Exercise |
Quote the data below in full, minus the images.

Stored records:
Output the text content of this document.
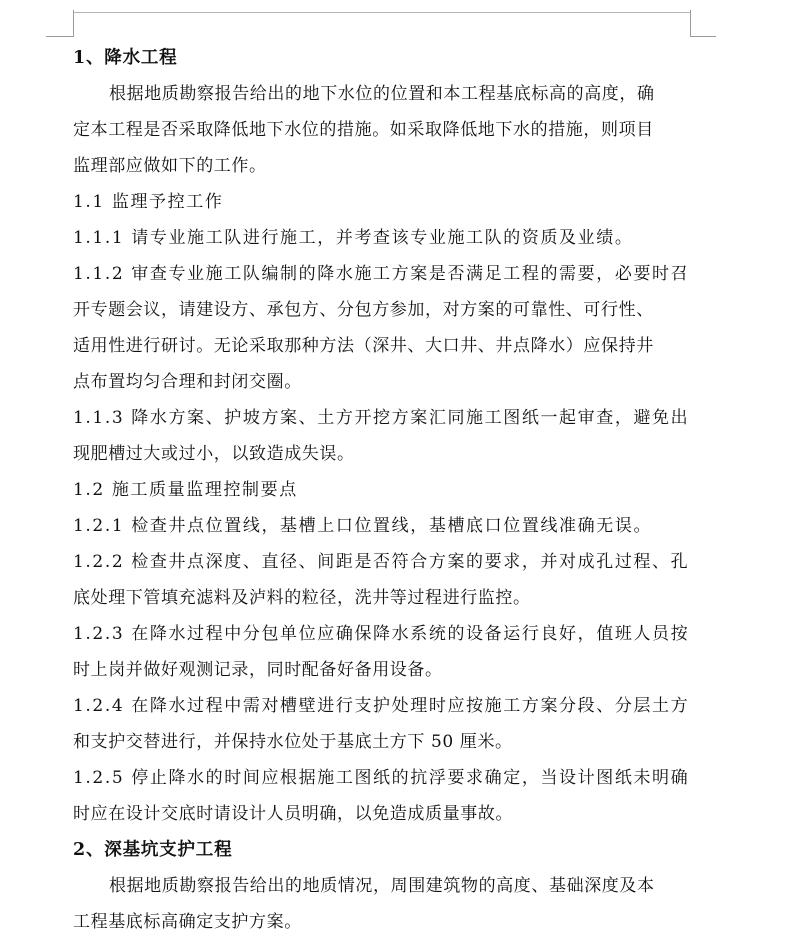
1、降水工程
根据地质勘察报告给出的地下水位的位置和本工程基底标高的高度，确
定本工程是否采取降低地下水位的措施。如采取降低地下水的措施，则项目
监理部应做如下的工作。
1.1 监理予控工作
1.1.1 请专业施工队进行施工，并考查该专业施工队的资质及业绩。
1.1.2 审查专业施工队编制的降水施工方案是否满足工程的需要，必要时召
开专题会议，请建设方、承包方、分包方参加，对方案的可靠性、可行性、
适用性进行研讨。无论采取那种方法（深井、大口井、井点降水）应保持井
点布置均匀合理和封闭交圈。
1.1.3 降水方案、护坡方案、土方开挖方案汇同施工图纸一起审查，避免出
现肥槽过大或过小，以致造成失误。
1.2 施工质量监理控制要点
1.2.1 检查井点位置线，基槽上口位置线，基槽底口位置线准确无误。
1.2.2 检查井点深度、直径、间距是否符合方案的要求，并对成孔过程、孔
底处理下管填充滤料及泸料的粒径，洗井等过程进行监控。
1.2.3 在降水过程中分包单位应确保降水系统的设备运行良好，值班人员按
时上岗并做好观测记录，同时配备好备用设备。
1.2.4 在降水过程中需对槽壁进行支护处理时应按施工方案分段、分层土方
和支护交替进行，并保持水位处于基底土方下 50 厘米。
1.2.5 停止降水的时间应根据施工图纸的抗浮要求确定，当设计图纸未明确
时应在设计交底时请设计人员明确，以免造成质量事故。
2、深基坑支护工程
根据地质勘察报告给出的地质情况，周围建筑物的高度、基础深度及本
工程基底标高确定支护方案。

Expected answer |
Output the text content of this document.
1、降水工程
根据地质勘察报告给出的地下水位的位置和本工程基底标高的高度，确
定本工程是否采取降低地下水位的措施。如采取降低地下水的措施，则项目
监理部应做如下的工作。
1.1 监理予控工作
1.1.1 请专业施工队进行施工，并考查该专业施工队的资质及业绩。
1.1.2 审查专业施工队编制的降水施工方案是否满足工程的需要，必要时召
开专题会议，请建设方、承包方、分包方参加，对方案的可靠性、可行性、
适用性进行研讨。无论采取那种方法（深井、大口井、井点降水）应保持井
点布置均匀合理和封闭交圈。
1.1.3 降水方案、护坡方案、土方开挖方案汇同施工图纸一起审查，避免出
现肥槽过大或过小，以致造成失误。
1.2 施工质量监理控制要点
1.2.1 检查井点位置线，基槽上口位置线，基槽底口位置线准确无误。
1.2.2 检查井点深度、直径、间距是否符合方案的要求，并对成孔过程、孔
底处理下管填充滤料及泸料的粒径，洗井等过程进行监控。
1.2.3 在降水过程中分包单位应确保降水系统的设备运行良好，值班人员按
时上岗并做好观测记录，同时配备好备用设备。
1.2.4 在降水过程中需对槽壁进行支护处理时应按施工方案分段、分层土方
和支护交替进行，并保持水位处于基底土方下 50 厘米。
1.2.5 停止降水的时间应根据施工图纸的抗浮要求确定，当设计图纸未明确
时应在设计交底时请设计人员明确，以免造成质量事故。
2、深基坑支护工程
根据地质勘察报告给出的地质情况，周围建筑物的高度、基础深度及本
工程基底标高确定支护方案。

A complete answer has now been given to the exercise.